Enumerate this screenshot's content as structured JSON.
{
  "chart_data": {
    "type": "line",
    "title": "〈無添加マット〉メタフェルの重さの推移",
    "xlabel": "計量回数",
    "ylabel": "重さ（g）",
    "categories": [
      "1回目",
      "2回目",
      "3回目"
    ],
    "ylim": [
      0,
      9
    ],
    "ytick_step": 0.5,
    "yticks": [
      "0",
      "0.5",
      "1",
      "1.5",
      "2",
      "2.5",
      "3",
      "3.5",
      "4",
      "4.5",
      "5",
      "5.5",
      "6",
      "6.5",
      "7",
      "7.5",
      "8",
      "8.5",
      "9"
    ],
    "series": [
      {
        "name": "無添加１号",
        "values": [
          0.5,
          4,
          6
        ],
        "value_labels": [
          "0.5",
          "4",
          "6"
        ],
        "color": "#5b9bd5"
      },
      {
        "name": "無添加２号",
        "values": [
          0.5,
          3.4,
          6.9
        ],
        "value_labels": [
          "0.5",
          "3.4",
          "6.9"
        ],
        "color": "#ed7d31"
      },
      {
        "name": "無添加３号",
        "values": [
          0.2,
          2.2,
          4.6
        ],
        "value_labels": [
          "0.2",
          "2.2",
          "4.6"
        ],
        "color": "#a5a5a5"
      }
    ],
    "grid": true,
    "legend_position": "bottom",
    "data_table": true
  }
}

- _GIVEN REQUEST_: Print the material once more, exactly.

- _TASK RESPONSE_:
Enumerate this screenshot's content as structured JSON.
{
  "chart_data": {
    "type": "line",
    "title": "〈無添加マット〉メタフェルの重さの推移",
    "xlabel": "計量回数",
    "ylabel": "重さ（g）",
    "categories": [
      "1回目",
      "2回目",
      "3回目"
    ],
    "ylim": [
      0,
      9
    ],
    "ytick_step": 0.5,
    "yticks": [
      "0",
      "0.5",
      "1",
      "1.5",
      "2",
      "2.5",
      "3",
      "3.5",
      "4",
      "4.5",
      "5",
      "5.5",
      "6",
      "6.5",
      "7",
      "7.5",
      "8",
      "8.5",
      "9"
    ],
    "series": [
      {
        "name": "無添加１号",
        "values": [
          0.5,
          4,
          6
        ],
        "value_labels": [
          "0.5",
          "4",
          "6"
        ],
        "color": "#5b9bd5"
      },
      {
        "name": "無添加２号",
        "values": [
          0.5,
          3.4,
          6.9
        ],
        "value_labels": [
          "0.5",
          "3.4",
          "6.9"
        ],
        "color": "#ed7d31"
      },
      {
        "name": "無添加３号",
        "values": [
          0.2,
          2.2,
          4.6
        ],
        "value_labels": [
          "0.2",
          "2.2",
          "4.6"
        ],
        "color": "#a5a5a5"
      }
    ],
    "grid": true,
    "legend_position": "bottom",
    "data_table": true
  }
}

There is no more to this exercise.